--- begin ---
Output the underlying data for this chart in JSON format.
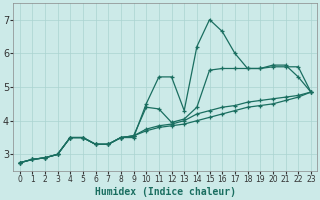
{
  "xlabel": "Humidex (Indice chaleur)",
  "ylabel": "",
  "bg_color": "#cceae8",
  "grid_color": "#aad4d0",
  "line_color": "#1a6e60",
  "xlim": [
    -0.5,
    23.5
  ],
  "ylim": [
    2.5,
    7.5
  ],
  "xticks": [
    0,
    1,
    2,
    3,
    4,
    5,
    6,
    7,
    8,
    9,
    10,
    11,
    12,
    13,
    14,
    15,
    16,
    17,
    18,
    19,
    20,
    21,
    22,
    23
  ],
  "yticks": [
    3,
    4,
    5,
    6,
    7
  ],
  "lines": [
    [
      2.75,
      2.85,
      2.9,
      3.0,
      3.5,
      3.5,
      3.3,
      3.3,
      3.5,
      3.5,
      4.5,
      5.3,
      5.3,
      4.3,
      6.2,
      7.0,
      6.65,
      6.0,
      5.55,
      5.55,
      5.65,
      5.65,
      5.3,
      4.85
    ],
    [
      2.75,
      2.85,
      2.9,
      3.0,
      3.5,
      3.5,
      3.3,
      3.3,
      3.5,
      3.55,
      4.4,
      4.35,
      3.95,
      4.05,
      4.4,
      5.5,
      5.55,
      5.55,
      5.55,
      5.55,
      5.6,
      5.6,
      5.6,
      4.85
    ],
    [
      2.75,
      2.85,
      2.9,
      3.0,
      3.5,
      3.5,
      3.3,
      3.3,
      3.5,
      3.55,
      3.75,
      3.85,
      3.9,
      4.0,
      4.2,
      4.3,
      4.4,
      4.45,
      4.55,
      4.6,
      4.65,
      4.7,
      4.75,
      4.85
    ],
    [
      2.75,
      2.85,
      2.9,
      3.0,
      3.5,
      3.5,
      3.3,
      3.3,
      3.5,
      3.55,
      3.7,
      3.8,
      3.85,
      3.9,
      4.0,
      4.1,
      4.2,
      4.3,
      4.4,
      4.45,
      4.5,
      4.6,
      4.7,
      4.85
    ]
  ]
}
--- end ---
Given problem :: Quote each line of the listing exactly, but leave the pictures out.

Output for this task ::
Output the underlying data for this chart in JSON format.
{
  "xlabel": "Humidex (Indice chaleur)",
  "ylabel": "",
  "bg_color": "#cceae8",
  "grid_color": "#aad4d0",
  "line_color": "#1a6e60",
  "xlim": [
    -0.5,
    23.5
  ],
  "ylim": [
    2.5,
    7.5
  ],
  "xticks": [
    0,
    1,
    2,
    3,
    4,
    5,
    6,
    7,
    8,
    9,
    10,
    11,
    12,
    13,
    14,
    15,
    16,
    17,
    18,
    19,
    20,
    21,
    22,
    23
  ],
  "yticks": [
    3,
    4,
    5,
    6,
    7
  ],
  "lines": [
    [
      2.75,
      2.85,
      2.9,
      3.0,
      3.5,
      3.5,
      3.3,
      3.3,
      3.5,
      3.5,
      4.5,
      5.3,
      5.3,
      4.3,
      6.2,
      7.0,
      6.65,
      6.0,
      5.55,
      5.55,
      5.65,
      5.65,
      5.3,
      4.85
    ],
    [
      2.75,
      2.85,
      2.9,
      3.0,
      3.5,
      3.5,
      3.3,
      3.3,
      3.5,
      3.55,
      4.4,
      4.35,
      3.95,
      4.05,
      4.4,
      5.5,
      5.55,
      5.55,
      5.55,
      5.55,
      5.6,
      5.6,
      5.6,
      4.85
    ],
    [
      2.75,
      2.85,
      2.9,
      3.0,
      3.5,
      3.5,
      3.3,
      3.3,
      3.5,
      3.55,
      3.75,
      3.85,
      3.9,
      4.0,
      4.2,
      4.3,
      4.4,
      4.45,
      4.55,
      4.6,
      4.65,
      4.7,
      4.75,
      4.85
    ],
    [
      2.75,
      2.85,
      2.9,
      3.0,
      3.5,
      3.5,
      3.3,
      3.3,
      3.5,
      3.55,
      3.7,
      3.8,
      3.85,
      3.9,
      4.0,
      4.1,
      4.2,
      4.3,
      4.4,
      4.45,
      4.5,
      4.6,
      4.7,
      4.85
    ]
  ]
}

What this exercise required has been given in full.